● **Aim**
Leave out the pictures and copy everything else below exactly.

____ Items

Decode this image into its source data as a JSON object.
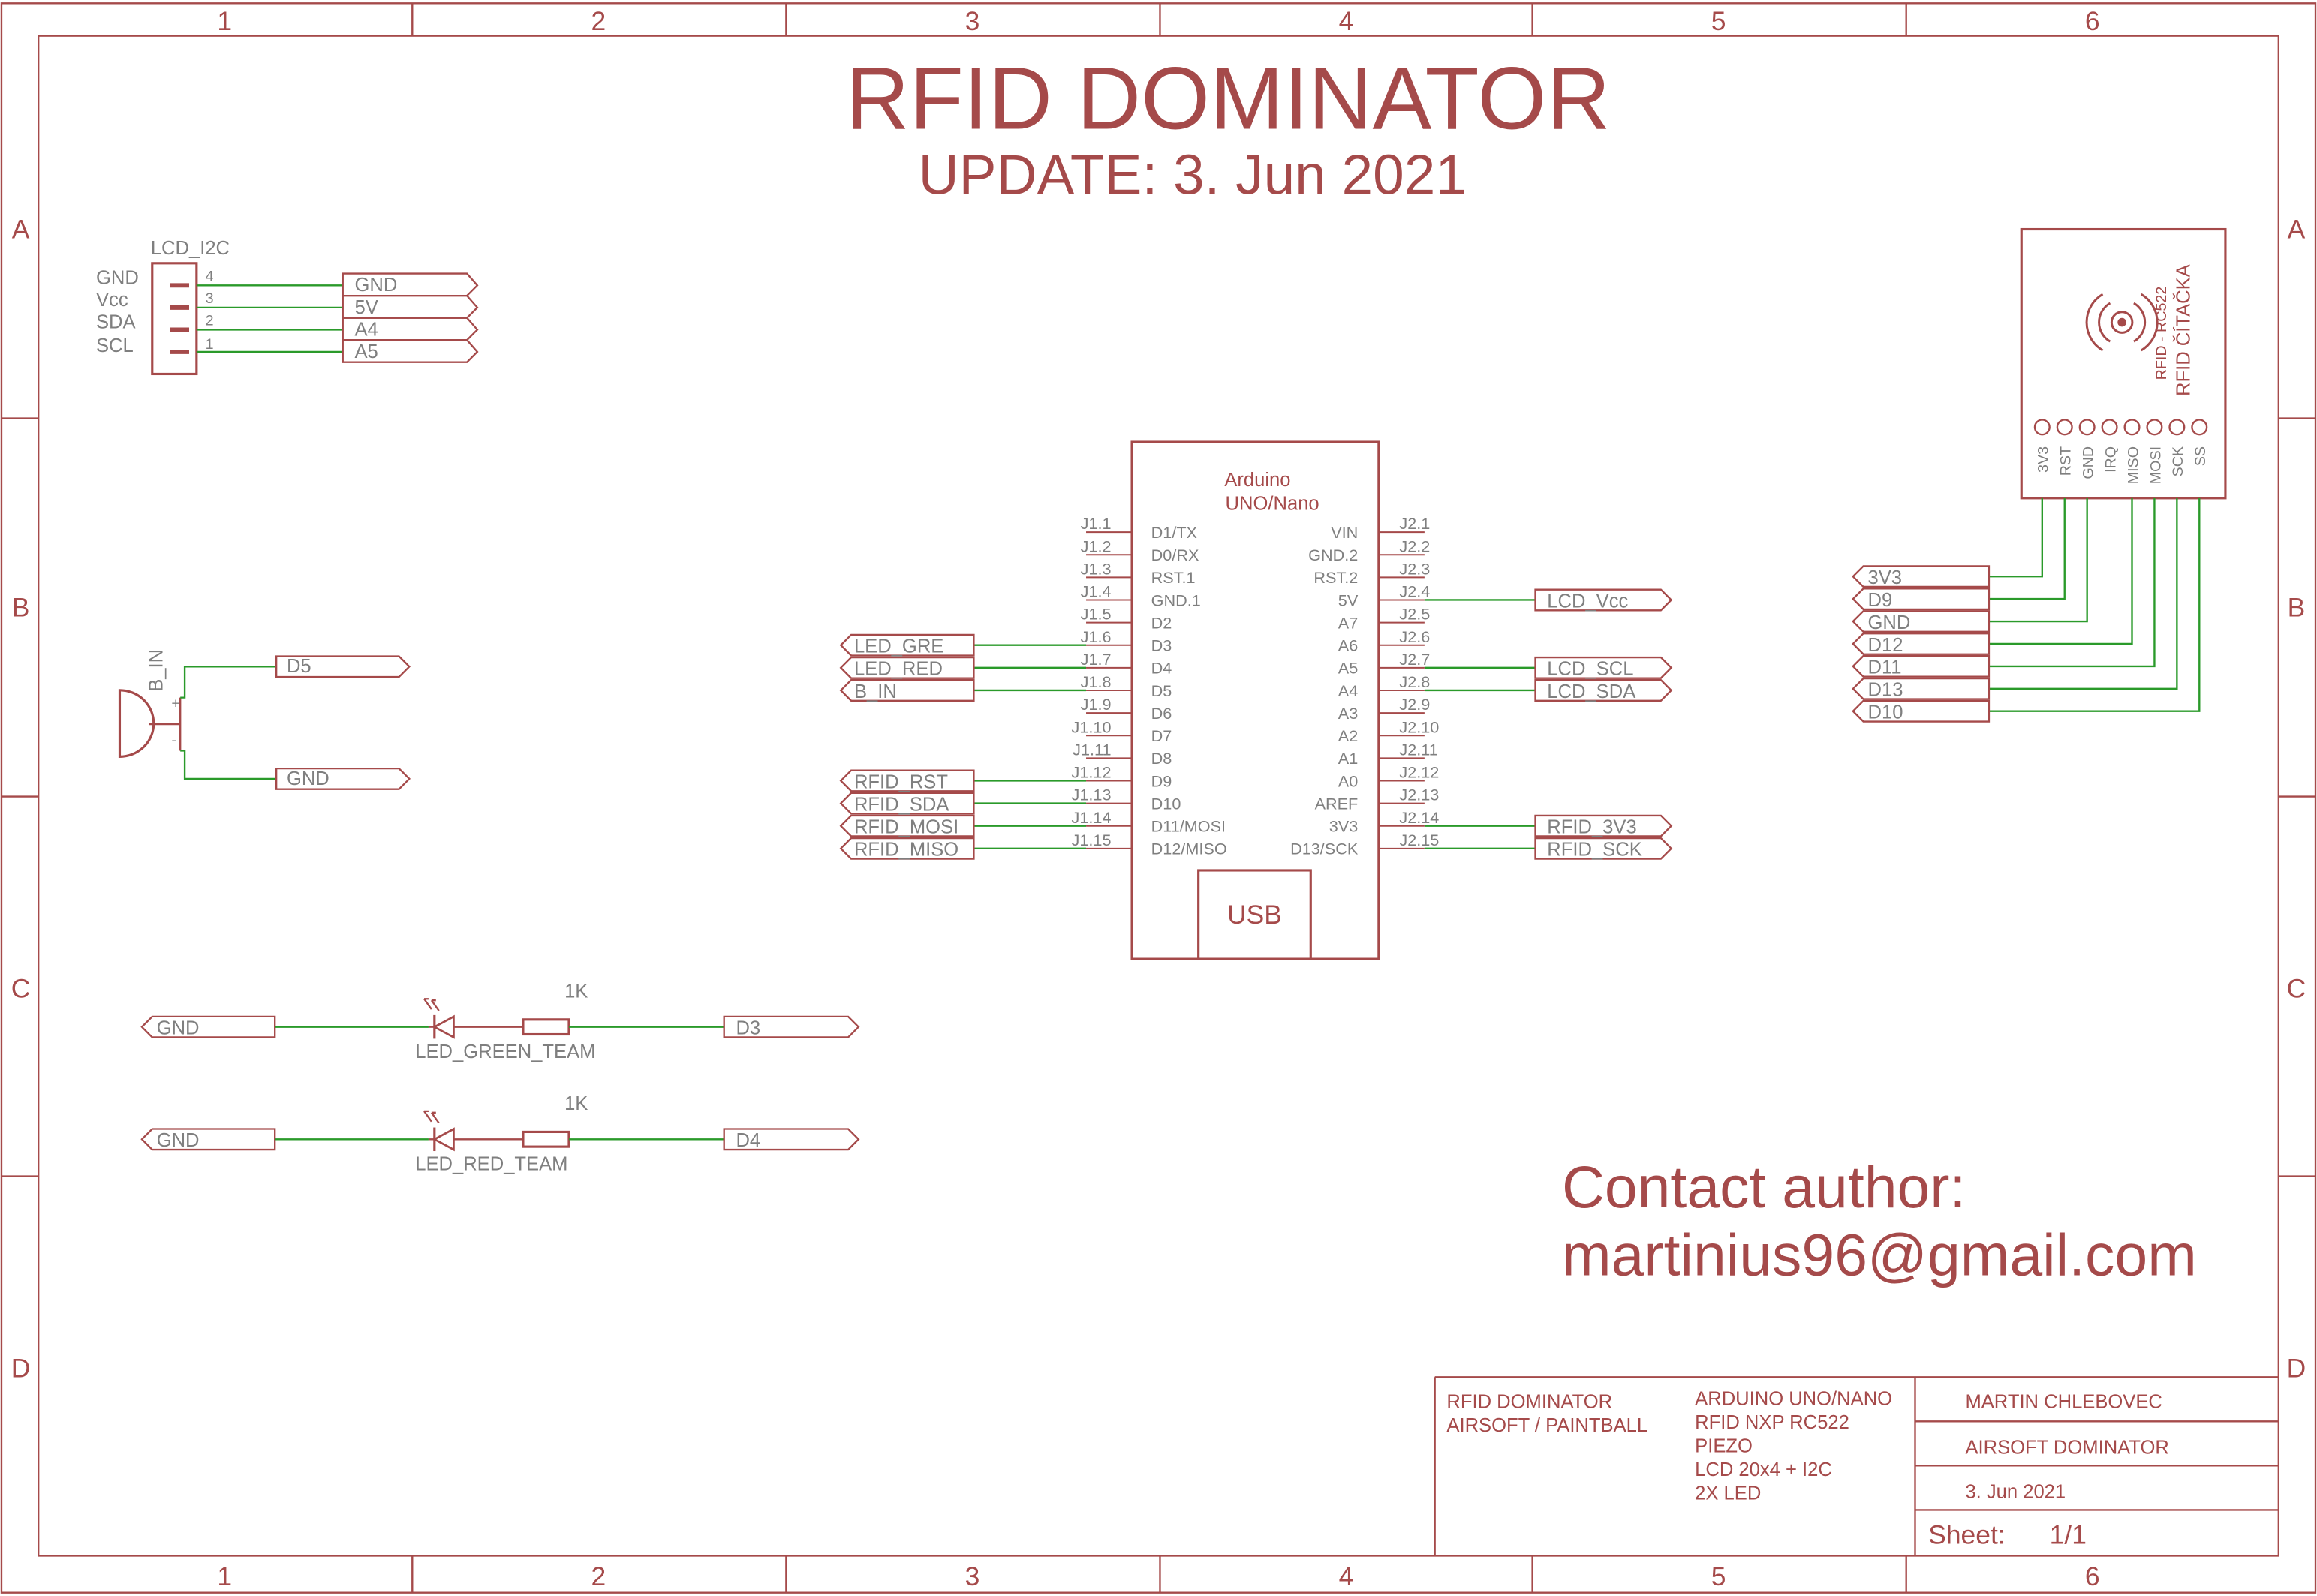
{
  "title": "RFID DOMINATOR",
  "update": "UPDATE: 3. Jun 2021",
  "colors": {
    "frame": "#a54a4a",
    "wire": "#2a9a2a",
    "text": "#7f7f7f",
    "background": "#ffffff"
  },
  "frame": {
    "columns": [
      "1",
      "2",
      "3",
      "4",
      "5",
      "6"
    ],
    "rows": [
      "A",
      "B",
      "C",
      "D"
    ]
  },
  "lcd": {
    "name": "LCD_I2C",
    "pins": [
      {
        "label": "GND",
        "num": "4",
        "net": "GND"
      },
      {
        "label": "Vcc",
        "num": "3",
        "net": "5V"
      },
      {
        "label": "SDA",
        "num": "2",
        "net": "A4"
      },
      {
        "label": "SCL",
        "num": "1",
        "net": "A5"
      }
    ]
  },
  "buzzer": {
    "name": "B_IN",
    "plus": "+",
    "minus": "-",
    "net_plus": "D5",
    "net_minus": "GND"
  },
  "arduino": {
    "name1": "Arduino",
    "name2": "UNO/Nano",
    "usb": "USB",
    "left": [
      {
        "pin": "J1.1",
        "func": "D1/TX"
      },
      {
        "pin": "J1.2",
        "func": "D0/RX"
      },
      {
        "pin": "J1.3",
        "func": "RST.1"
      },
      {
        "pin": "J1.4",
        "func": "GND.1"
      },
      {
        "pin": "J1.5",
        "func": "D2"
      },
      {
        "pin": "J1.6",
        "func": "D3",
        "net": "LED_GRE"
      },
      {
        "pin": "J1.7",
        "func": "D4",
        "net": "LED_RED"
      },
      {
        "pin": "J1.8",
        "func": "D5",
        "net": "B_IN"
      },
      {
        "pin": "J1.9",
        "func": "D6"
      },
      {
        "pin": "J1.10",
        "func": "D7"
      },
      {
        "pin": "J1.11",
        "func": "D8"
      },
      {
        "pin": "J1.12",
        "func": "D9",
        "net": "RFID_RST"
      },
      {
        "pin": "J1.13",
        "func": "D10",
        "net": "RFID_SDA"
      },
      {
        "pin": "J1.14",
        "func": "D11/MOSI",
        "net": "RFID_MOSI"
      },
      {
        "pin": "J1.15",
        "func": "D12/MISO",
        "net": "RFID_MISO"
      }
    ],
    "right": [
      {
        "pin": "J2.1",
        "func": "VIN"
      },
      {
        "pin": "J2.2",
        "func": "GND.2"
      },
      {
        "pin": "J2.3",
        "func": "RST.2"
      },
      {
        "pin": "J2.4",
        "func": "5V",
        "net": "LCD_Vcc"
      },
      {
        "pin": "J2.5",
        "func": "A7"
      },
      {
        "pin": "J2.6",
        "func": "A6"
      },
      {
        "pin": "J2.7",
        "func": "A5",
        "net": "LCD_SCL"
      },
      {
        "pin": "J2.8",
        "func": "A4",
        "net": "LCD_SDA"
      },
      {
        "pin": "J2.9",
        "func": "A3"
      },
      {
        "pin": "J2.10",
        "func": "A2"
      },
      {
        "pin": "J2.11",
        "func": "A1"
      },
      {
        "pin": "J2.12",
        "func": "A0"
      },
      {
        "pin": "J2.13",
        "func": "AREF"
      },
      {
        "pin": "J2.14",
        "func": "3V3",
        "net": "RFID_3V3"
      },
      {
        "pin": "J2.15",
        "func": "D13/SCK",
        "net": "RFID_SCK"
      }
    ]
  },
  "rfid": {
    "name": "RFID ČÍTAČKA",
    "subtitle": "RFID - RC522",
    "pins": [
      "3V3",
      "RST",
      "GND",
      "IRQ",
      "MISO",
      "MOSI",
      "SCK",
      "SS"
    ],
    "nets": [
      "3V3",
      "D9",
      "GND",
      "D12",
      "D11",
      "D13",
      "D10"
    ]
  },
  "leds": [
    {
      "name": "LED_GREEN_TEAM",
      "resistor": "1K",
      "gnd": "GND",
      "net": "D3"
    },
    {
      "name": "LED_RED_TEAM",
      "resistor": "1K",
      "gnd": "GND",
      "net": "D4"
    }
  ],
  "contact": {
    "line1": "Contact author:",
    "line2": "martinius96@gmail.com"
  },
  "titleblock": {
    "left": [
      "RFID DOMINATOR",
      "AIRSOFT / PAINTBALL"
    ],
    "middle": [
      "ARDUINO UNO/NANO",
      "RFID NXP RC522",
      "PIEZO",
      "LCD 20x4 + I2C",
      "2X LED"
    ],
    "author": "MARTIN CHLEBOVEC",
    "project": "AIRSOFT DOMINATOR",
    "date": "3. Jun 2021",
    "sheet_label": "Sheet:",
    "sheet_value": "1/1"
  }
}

________

● **The response**
Decode this image into its source data as a JSON object.
{
  "title": "RFID DOMINATOR",
  "update": "UPDATE: 3. Jun 2021",
  "colors": {
    "frame": "#a54a4a",
    "wire": "#2a9a2a",
    "text": "#7f7f7f",
    "background": "#ffffff"
  },
  "frame": {
    "columns": [
      "1",
      "2",
      "3",
      "4",
      "5",
      "6"
    ],
    "rows": [
      "A",
      "B",
      "C",
      "D"
    ]
  },
  "lcd": {
    "name": "LCD_I2C",
    "pins": [
      {
        "label": "GND",
        "num": "4",
        "net": "GND"
      },
      {
        "label": "Vcc",
        "num": "3",
        "net": "5V"
      },
      {
        "label": "SDA",
        "num": "2",
        "net": "A4"
      },
      {
        "label": "SCL",
        "num": "1",
        "net": "A5"
      }
    ]
  },
  "buzzer": {
    "name": "B_IN",
    "plus": "+",
    "minus": "-",
    "net_plus": "D5",
    "net_minus": "GND"
  },
  "arduino": {
    "name1": "Arduino",
    "name2": "UNO/Nano",
    "usb": "USB",
    "left": [
      {
        "pin": "J1.1",
        "func": "D1/TX"
      },
      {
        "pin": "J1.2",
        "func": "D0/RX"
      },
      {
        "pin": "J1.3",
        "func": "RST.1"
      },
      {
        "pin": "J1.4",
        "func": "GND.1"
      },
      {
        "pin": "J1.5",
        "func": "D2"
      },
      {
        "pin": "J1.6",
        "func": "D3",
        "net": "LED_GRE"
      },
      {
        "pin": "J1.7",
        "func": "D4",
        "net": "LED_RED"
      },
      {
        "pin": "J1.8",
        "func": "D5",
        "net": "B_IN"
      },
      {
        "pin": "J1.9",
        "func": "D6"
      },
      {
        "pin": "J1.10",
        "func": "D7"
      },
      {
        "pin": "J1.11",
        "func": "D8"
      },
      {
        "pin": "J1.12",
        "func": "D9",
        "net": "RFID_RST"
      },
      {
        "pin": "J1.13",
        "func": "D10",
        "net": "RFID_SDA"
      },
      {
        "pin": "J1.14",
        "func": "D11/MOSI",
        "net": "RFID_MOSI"
      },
      {
        "pin": "J1.15",
        "func": "D12/MISO",
        "net": "RFID_MISO"
      }
    ],
    "right": [
      {
        "pin": "J2.1",
        "func": "VIN"
      },
      {
        "pin": "J2.2",
        "func": "GND.2"
      },
      {
        "pin": "J2.3",
        "func": "RST.2"
      },
      {
        "pin": "J2.4",
        "func": "5V",
        "net": "LCD_Vcc"
      },
      {
        "pin": "J2.5",
        "func": "A7"
      },
      {
        "pin": "J2.6",
        "func": "A6"
      },
      {
        "pin": "J2.7",
        "func": "A5",
        "net": "LCD_SCL"
      },
      {
        "pin": "J2.8",
        "func": "A4",
        "net": "LCD_SDA"
      },
      {
        "pin": "J2.9",
        "func": "A3"
      },
      {
        "pin": "J2.10",
        "func": "A2"
      },
      {
        "pin": "J2.11",
        "func": "A1"
      },
      {
        "pin": "J2.12",
        "func": "A0"
      },
      {
        "pin": "J2.13",
        "func": "AREF"
      },
      {
        "pin": "J2.14",
        "func": "3V3",
        "net": "RFID_3V3"
      },
      {
        "pin": "J2.15",
        "func": "D13/SCK",
        "net": "RFID_SCK"
      }
    ]
  },
  "rfid": {
    "name": "RFID ČÍTAČKA",
    "subtitle": "RFID - RC522",
    "pins": [
      "3V3",
      "RST",
      "GND",
      "IRQ",
      "MISO",
      "MOSI",
      "SCK",
      "SS"
    ],
    "nets": [
      "3V3",
      "D9",
      "GND",
      "D12",
      "D11",
      "D13",
      "D10"
    ]
  },
  "leds": [
    {
      "name": "LED_GREEN_TEAM",
      "resistor": "1K",
      "gnd": "GND",
      "net": "D3"
    },
    {
      "name": "LED_RED_TEAM",
      "resistor": "1K",
      "gnd": "GND",
      "net": "D4"
    }
  ],
  "contact": {
    "line1": "Contact author:",
    "line2": "martinius96@gmail.com"
  },
  "titleblock": {
    "left": [
      "RFID DOMINATOR",
      "AIRSOFT / PAINTBALL"
    ],
    "middle": [
      "ARDUINO UNO/NANO",
      "RFID NXP RC522",
      "PIEZO",
      "LCD 20x4 + I2C",
      "2X LED"
    ],
    "author": "MARTIN CHLEBOVEC",
    "project": "AIRSOFT DOMINATOR",
    "date": "3. Jun 2021",
    "sheet_label": "Sheet:",
    "sheet_value": "1/1"
  }
}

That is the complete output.